* [Brief] Retype the stretch from "To test this, I" through "a straightforward operation..." in the text on image-opening speed, with no changes.

To test this, I switched to my 2019 iMac, which has a similar issue, and has a RAM disk app configured. The iMac has 128 GB of RAM, and IIRC I allocated 64 GB to the RAM disk--far more than is needed to hold the entire picture folder.

I copied the picture folder over to the RAM disk, and opened it from there. There was no signifcant difference in speed. I believe that should confirm that SSD access speed isn't the issue.

- Downsampling — while generating thumbnails is a straightforward operation...
Just to clarify, I'm measuring the time it takes to open the main pic (to the right of the sidebar), rather than the thumbnails in the sidebar.
 
I generated a bunch of HEICs and opened them all up in Preview, then attached instruments to it while i held the down arrow to scroll through the entire list. (I'm guessing this is where you're seeing the lag?). Now, I did do this on my M4 Pro, and it was able to do more than 1 image/s, probably more than 4 even.

With the Instruments run, I see that each image seems like it takes 80ms or so, about 12.5 images per second. Most of that time is spent, in order of time spent:
  • Scaling the image, done by either the GPU or the video decoder, not completely sure. (VideoToolbox has its own ability to scale video.) Also, transforming the image's channels so that it can be displayed, also accelerated.
  • Memory copying
  • Updating views
  • Decoding the image, done by the chip's video decoding engine (HEIC is just a single frame of an HEVC/H.265 video)
So, probably a combination of memory bandwidth, GPU speed, and CPU speed.

They are quite a bit larger when decompressed, RGBA (32-bits per pixel) * pixel height * pixel width = total size per image, copied multiple times.

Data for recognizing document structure
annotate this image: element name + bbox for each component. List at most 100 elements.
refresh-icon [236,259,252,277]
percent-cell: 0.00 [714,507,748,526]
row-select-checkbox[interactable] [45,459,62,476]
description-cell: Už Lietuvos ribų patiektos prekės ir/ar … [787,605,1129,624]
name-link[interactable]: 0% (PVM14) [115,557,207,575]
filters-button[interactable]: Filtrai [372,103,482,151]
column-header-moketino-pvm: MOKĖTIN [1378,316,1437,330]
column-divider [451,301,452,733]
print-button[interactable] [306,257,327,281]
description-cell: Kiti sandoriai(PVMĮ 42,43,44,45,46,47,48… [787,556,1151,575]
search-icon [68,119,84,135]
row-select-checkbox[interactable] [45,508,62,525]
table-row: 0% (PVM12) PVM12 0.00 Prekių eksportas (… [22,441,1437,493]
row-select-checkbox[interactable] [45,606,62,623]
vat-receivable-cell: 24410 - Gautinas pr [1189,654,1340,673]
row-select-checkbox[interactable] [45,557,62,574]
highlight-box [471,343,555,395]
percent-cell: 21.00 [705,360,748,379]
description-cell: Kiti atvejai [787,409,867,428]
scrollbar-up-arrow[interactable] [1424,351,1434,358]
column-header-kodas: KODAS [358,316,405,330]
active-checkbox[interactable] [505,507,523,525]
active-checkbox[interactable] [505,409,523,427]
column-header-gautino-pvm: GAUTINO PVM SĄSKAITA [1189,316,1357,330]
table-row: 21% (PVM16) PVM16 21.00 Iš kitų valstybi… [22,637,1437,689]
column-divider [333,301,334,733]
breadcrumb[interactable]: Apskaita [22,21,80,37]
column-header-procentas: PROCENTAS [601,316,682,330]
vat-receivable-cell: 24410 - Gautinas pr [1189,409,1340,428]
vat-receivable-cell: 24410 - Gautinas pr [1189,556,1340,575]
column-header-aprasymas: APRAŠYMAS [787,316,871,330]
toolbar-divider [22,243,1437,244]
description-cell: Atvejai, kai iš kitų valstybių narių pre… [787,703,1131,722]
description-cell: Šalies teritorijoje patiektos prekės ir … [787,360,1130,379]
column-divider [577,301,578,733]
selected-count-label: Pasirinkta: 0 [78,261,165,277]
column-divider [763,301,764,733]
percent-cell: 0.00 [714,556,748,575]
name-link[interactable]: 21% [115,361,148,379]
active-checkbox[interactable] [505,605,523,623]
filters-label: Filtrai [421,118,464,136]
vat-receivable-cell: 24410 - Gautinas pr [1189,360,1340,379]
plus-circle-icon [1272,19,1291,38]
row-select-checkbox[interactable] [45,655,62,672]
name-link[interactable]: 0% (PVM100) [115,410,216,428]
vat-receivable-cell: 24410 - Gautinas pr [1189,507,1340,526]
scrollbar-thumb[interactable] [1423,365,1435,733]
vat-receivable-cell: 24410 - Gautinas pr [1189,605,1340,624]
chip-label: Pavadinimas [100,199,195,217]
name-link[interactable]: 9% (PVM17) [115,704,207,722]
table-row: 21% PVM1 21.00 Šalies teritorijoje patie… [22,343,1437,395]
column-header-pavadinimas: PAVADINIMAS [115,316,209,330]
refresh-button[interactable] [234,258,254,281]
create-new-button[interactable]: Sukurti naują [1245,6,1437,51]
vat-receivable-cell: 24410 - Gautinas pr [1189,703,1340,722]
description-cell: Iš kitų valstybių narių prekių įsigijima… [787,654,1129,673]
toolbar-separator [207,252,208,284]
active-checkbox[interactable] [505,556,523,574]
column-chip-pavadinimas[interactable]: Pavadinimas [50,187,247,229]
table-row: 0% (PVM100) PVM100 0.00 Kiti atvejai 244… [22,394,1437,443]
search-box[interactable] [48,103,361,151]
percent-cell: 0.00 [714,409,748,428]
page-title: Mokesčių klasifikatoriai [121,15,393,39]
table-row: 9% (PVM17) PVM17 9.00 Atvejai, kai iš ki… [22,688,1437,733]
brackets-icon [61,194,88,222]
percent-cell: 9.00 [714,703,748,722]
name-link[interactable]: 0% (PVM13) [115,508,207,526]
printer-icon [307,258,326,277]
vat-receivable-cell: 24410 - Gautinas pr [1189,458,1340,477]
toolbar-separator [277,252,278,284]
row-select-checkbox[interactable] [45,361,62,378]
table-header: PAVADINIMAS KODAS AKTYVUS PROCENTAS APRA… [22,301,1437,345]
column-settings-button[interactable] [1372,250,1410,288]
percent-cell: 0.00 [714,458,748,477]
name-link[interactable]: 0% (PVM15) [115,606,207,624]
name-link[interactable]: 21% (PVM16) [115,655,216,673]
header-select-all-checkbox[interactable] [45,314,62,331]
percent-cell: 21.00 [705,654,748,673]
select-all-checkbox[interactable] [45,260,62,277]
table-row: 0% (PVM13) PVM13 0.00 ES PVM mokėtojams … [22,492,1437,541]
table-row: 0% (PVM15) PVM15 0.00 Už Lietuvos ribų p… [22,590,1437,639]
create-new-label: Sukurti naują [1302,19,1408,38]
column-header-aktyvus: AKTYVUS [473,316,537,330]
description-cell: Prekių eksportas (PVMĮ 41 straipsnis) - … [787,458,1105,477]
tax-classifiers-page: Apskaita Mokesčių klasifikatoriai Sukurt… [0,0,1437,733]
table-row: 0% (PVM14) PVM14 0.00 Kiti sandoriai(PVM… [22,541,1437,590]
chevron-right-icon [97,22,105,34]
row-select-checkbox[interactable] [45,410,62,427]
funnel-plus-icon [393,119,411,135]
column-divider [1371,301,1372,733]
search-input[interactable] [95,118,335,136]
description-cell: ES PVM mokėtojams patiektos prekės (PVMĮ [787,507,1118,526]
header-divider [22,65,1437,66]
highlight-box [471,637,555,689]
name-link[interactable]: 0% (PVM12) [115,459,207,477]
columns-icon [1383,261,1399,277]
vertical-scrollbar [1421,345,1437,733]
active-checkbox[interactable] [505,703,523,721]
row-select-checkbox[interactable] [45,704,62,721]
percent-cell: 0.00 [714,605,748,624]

* [Exercise result]
To test this, I switched to my 2019 iMac, which has a similar issue, and has a RAM disk app configured. The iMac has 128 GB of RAM, and IIRC I allocated 64 GB to the RAM disk--far more than is needed to hold the entire picture folder.

I copied the picture folder over to the RAM disk, and opened it from there. There was no signifcant difference in speed. I believe that should confirm that SSD access speed isn't the issue.

- Downsampling — while generating thumbnails is a straightforward operation...